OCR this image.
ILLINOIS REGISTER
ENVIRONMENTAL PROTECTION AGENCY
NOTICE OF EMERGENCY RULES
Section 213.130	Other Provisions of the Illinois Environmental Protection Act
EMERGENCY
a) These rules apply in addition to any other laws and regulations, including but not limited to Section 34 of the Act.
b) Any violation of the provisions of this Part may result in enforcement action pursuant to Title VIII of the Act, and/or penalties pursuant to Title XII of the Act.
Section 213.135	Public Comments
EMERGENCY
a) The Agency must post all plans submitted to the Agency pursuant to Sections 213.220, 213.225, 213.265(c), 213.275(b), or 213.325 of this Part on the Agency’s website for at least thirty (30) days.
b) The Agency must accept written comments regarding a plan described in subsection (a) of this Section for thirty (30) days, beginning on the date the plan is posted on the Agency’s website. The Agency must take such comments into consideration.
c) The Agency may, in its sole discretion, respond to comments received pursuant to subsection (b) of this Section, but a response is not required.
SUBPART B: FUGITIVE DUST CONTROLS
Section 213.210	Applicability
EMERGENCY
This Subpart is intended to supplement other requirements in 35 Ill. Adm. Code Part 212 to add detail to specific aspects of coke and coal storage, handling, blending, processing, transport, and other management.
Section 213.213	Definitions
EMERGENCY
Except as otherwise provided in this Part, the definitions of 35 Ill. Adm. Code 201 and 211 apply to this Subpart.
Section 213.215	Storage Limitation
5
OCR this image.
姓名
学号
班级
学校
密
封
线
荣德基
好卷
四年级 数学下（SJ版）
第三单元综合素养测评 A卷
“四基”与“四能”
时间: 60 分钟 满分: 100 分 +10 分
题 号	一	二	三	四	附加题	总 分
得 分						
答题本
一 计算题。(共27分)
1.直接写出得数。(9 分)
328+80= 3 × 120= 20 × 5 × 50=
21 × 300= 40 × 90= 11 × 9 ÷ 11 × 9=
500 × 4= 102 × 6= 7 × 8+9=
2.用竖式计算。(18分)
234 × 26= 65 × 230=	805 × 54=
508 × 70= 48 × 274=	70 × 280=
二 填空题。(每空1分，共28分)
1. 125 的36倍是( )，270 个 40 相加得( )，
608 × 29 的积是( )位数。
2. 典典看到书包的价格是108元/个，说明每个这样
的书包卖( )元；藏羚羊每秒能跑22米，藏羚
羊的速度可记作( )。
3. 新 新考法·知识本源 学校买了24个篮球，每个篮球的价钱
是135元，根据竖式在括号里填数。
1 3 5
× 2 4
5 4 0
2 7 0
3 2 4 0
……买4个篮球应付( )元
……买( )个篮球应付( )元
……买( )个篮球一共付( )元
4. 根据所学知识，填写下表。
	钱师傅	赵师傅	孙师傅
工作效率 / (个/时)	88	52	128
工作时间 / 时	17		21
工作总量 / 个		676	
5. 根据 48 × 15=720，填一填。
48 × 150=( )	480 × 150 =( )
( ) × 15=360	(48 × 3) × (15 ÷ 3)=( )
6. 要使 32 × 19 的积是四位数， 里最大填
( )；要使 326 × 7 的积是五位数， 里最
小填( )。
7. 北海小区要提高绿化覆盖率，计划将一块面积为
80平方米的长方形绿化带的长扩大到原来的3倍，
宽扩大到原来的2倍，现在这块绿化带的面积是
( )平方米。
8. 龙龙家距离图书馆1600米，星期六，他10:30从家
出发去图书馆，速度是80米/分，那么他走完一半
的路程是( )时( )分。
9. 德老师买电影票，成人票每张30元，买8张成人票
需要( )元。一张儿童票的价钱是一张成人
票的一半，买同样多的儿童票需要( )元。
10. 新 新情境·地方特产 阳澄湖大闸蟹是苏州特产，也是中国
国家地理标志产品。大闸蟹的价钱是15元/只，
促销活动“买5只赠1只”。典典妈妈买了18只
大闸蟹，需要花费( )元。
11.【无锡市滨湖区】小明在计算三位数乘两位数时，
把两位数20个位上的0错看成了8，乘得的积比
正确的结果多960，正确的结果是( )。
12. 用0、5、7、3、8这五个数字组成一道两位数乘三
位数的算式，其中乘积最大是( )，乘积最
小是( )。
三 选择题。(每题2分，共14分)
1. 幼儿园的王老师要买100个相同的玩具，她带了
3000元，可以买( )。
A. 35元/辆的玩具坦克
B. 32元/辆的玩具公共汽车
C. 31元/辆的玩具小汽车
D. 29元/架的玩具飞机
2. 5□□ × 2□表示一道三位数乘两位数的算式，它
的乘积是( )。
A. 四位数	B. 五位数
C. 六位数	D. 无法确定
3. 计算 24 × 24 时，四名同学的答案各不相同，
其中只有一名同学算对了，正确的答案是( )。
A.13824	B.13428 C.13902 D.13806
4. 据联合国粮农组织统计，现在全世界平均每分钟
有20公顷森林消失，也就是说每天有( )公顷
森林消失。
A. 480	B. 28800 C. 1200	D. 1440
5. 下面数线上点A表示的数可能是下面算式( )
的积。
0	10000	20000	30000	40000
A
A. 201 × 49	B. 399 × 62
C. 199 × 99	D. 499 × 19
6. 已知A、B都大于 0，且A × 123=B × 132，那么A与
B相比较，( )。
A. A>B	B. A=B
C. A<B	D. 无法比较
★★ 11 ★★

*Exercise requirements*
From the records above, extract every entry exactly as given.

*Reply to the exercise*
OCR this image.
ILLINOIS REGISTER
ENVIRONMENTAL PROTECTION AGENCY
NOTICE OF EMERGENCY RULES
Section 213.130	Other Provisions of the Illinois Environmental Protection Act
EMERGENCY
a) These rules apply in addition to any other laws and regulations, including but not limited to Section 34 of the Act.
b) Any violation of the provisions of this Part may result in enforcement action pursuant to Title VIII of the Act, and/or penalties pursuant to Title XII of the Act.
Section 213.135	Public Comments
EMERGENCY
a) The Agency must post all plans submitted to the Agency pursuant to Sections 213.220, 213.225, 213.265(c), 213.275(b), or 213.325 of this Part on the Agency’s website for at least thirty (30) days.
b) The Agency must accept written comments regarding a plan described in subsection (a) of this Section for thirty (30) days, beginning on the date the plan is posted on the Agency’s website. The Agency must take such comments into consideration.
c) The Agency may, in its sole discretion, respond to comments received pursuant to subsection (b) of this Section, but a response is not required.
SUBPART B: FUGITIVE DUST CONTROLS
Section 213.210	Applicability
EMERGENCY
This Subpart is intended to supplement other requirements in 35 Ill. Adm. Code Part 212 to add detail to specific aspects of coke and coal storage, handling, blending, processing, transport, and other management.
Section 213.213	Definitions
EMERGENCY
Except as otherwise provided in this Part, the definitions of 35 Ill. Adm. Code 201 and 211 apply to this Subpart.
Section 213.215	Storage Limitation
5
OCR this image.
姓名
学号
班级
学校
密
封
线
荣德基
好卷
四年级 数学下（SJ版）
第三单元综合素养测评 A卷
“四基”与“四能”
时间: 60 分钟 满分: 100 分 +10 分
题 号	一	二	三	四	附加题	总 分
得 分						
答题本
一 计算题。(共27分)
1.直接写出得数。(9 分)
328+80= 3 × 120= 20 × 5 × 50=
21 × 300= 40 × 90= 11 × 9 ÷ 11 × 9=
500 × 4= 102 × 6= 7 × 8+9=
2.用竖式计算。(18分)
234 × 26= 65 × 230=	805 × 54=
508 × 70= 48 × 274=	70 × 280=
二 填空题。(每空1分，共28分)
1. 125 的36倍是( )，270 个 40 相加得( )，
608 × 29 的积是( )位数。
2. 典典看到书包的价格是108元/个，说明每个这样
的书包卖( )元；藏羚羊每秒能跑22米，藏羚
羊的速度可记作( )。
3. 新 新考法·知识本源 学校买了24个篮球，每个篮球的价钱
是135元，根据竖式在括号里填数。
1 3 5
× 2 4
5 4 0
2 7 0
3 2 4 0
……买4个篮球应付( )元
……买( )个篮球应付( )元
……买( )个篮球一共付( )元
4. 根据所学知识，填写下表。
	钱师傅	赵师傅	孙师傅
工作效率 / (个/时)	88	52	128
工作时间 / 时	17		21
工作总量 / 个		676	
5. 根据 48 × 15=720，填一填。
48 × 150=( )	480 × 150 =( )
( ) × 15=360	(48 × 3) × (15 ÷ 3)=( )
6. 要使 32 × 19 的积是四位数， 里最大填
( )；要使 326 × 7 的积是五位数， 里最
小填( )。
7. 北海小区要提高绿化覆盖率，计划将一块面积为
80平方米的长方形绿化带的长扩大到原来的3倍，
宽扩大到原来的2倍，现在这块绿化带的面积是
( )平方米。
8. 龙龙家距离图书馆1600米，星期六，他10:30从家
出发去图书馆，速度是80米/分，那么他走完一半
的路程是( )时( )分。
9. 德老师买电影票，成人票每张30元，买8张成人票
需要( )元。一张儿童票的价钱是一张成人
票的一半，买同样多的儿童票需要( )元。
10. 新 新情境·地方特产 阳澄湖大闸蟹是苏州特产，也是中国
国家地理标志产品。大闸蟹的价钱是15元/只，
促销活动“买5只赠1只”。典典妈妈买了18只
大闸蟹，需要花费( )元。
11.【无锡市滨湖区】小明在计算三位数乘两位数时，
把两位数20个位上的0错看成了8，乘得的积比
正确的结果多960，正确的结果是( )。
12. 用0、5、7、3、8这五个数字组成一道两位数乘三
位数的算式，其中乘积最大是( )，乘积最
小是( )。
三 选择题。(每题2分，共14分)
1. 幼儿园的王老师要买100个相同的玩具，她带了
3000元，可以买( )。
A. 35元/辆的玩具坦克
B. 32元/辆的玩具公共汽车
C. 31元/辆的玩具小汽车
D. 29元/架的玩具飞机
2. 5□□ × 2□表示一道三位数乘两位数的算式，它
的乘积是( )。
A. 四位数	B. 五位数
C. 六位数	D. 无法确定
3. 计算 24 × 24 时，四名同学的答案各不相同，
其中只有一名同学算对了，正确的答案是( )。
A.13824	B.13428 C.13902 D.13806
4. 据联合国粮农组织统计，现在全世界平均每分钟
有20公顷森林消失，也就是说每天有( )公顷
森林消失。
A. 480	B. 28800 C. 1200	D. 1440
5. 下面数线上点A表示的数可能是下面算式( )
的积。
0	10000	20000	30000	40000
A
A. 201 × 49	B. 399 × 62
C. 199 × 99	D. 499 × 19
6. 已知A、B都大于 0，且A × 123=B × 132，那么A与
B相比较，( )。
A. A>B	B. A=B
C. A<B	D. 无法比较
★★ 11 ★★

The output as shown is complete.